● Problem requirements:
Make an exact copy of all the records.

%%

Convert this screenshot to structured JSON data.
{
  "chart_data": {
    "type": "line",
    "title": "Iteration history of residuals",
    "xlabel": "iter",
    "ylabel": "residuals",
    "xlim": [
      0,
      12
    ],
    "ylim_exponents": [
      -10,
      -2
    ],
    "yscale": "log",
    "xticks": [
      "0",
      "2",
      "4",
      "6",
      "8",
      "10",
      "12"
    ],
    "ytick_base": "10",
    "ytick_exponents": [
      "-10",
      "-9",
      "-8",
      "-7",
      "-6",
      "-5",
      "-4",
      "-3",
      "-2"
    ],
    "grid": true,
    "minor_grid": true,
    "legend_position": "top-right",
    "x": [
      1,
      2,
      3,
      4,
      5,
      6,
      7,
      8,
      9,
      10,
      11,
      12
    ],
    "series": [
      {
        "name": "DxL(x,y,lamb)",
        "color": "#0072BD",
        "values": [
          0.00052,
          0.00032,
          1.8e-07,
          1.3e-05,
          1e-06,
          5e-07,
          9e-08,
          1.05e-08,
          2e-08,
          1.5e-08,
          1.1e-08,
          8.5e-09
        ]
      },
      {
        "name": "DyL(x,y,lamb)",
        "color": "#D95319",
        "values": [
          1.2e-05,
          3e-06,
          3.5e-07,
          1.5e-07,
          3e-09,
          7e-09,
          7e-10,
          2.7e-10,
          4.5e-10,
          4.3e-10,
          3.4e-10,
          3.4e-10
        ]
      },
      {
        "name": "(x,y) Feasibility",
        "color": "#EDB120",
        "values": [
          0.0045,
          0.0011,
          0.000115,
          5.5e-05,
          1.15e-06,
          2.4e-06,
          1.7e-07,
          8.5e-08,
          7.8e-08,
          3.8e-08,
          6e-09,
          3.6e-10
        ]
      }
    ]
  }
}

%%

● Complete output:
Convert this screenshot to structured JSON data.
{
  "chart_data": {
    "type": "line",
    "title": "Iteration history of residuals",
    "xlabel": "iter",
    "ylabel": "residuals",
    "xlim": [
      0,
      12
    ],
    "ylim_exponents": [
      -10,
      -2
    ],
    "yscale": "log",
    "xticks": [
      "0",
      "2",
      "4",
      "6",
      "8",
      "10",
      "12"
    ],
    "ytick_base": "10",
    "ytick_exponents": [
      "-10",
      "-9",
      "-8",
      "-7",
      "-6",
      "-5",
      "-4",
      "-3",
      "-2"
    ],
    "grid": true,
    "minor_grid": true,
    "legend_position": "top-right",
    "x": [
      1,
      2,
      3,
      4,
      5,
      6,
      7,
      8,
      9,
      10,
      11,
      12
    ],
    "series": [
      {
        "name": "DxL(x,y,lamb)",
        "color": "#0072BD",
        "values": [
          0.00052,
          0.00032,
          1.8e-07,
          1.3e-05,
          1e-06,
          5e-07,
          9e-08,
          1.05e-08,
          2e-08,
          1.5e-08,
          1.1e-08,
          8.5e-09
        ]
      },
      {
        "name": "DyL(x,y,lamb)",
        "color": "#D95319",
        "values": [
          1.2e-05,
          3e-06,
          3.5e-07,
          1.5e-07,
          3e-09,
          7e-09,
          7e-10,
          2.7e-10,
          4.5e-10,
          4.3e-10,
          3.4e-10,
          3.4e-10
        ]
      },
      {
        "name": "(x,y) Feasibility",
        "color": "#EDB120",
        "values": [
          0.0045,
          0.0011,
          0.000115,
          5.5e-05,
          1.15e-06,
          2.4e-06,
          1.7e-07,
          8.5e-08,
          7.8e-08,
          3.8e-08,
          6e-09,
          3.6e-10
        ]
      }
    ]
  }
}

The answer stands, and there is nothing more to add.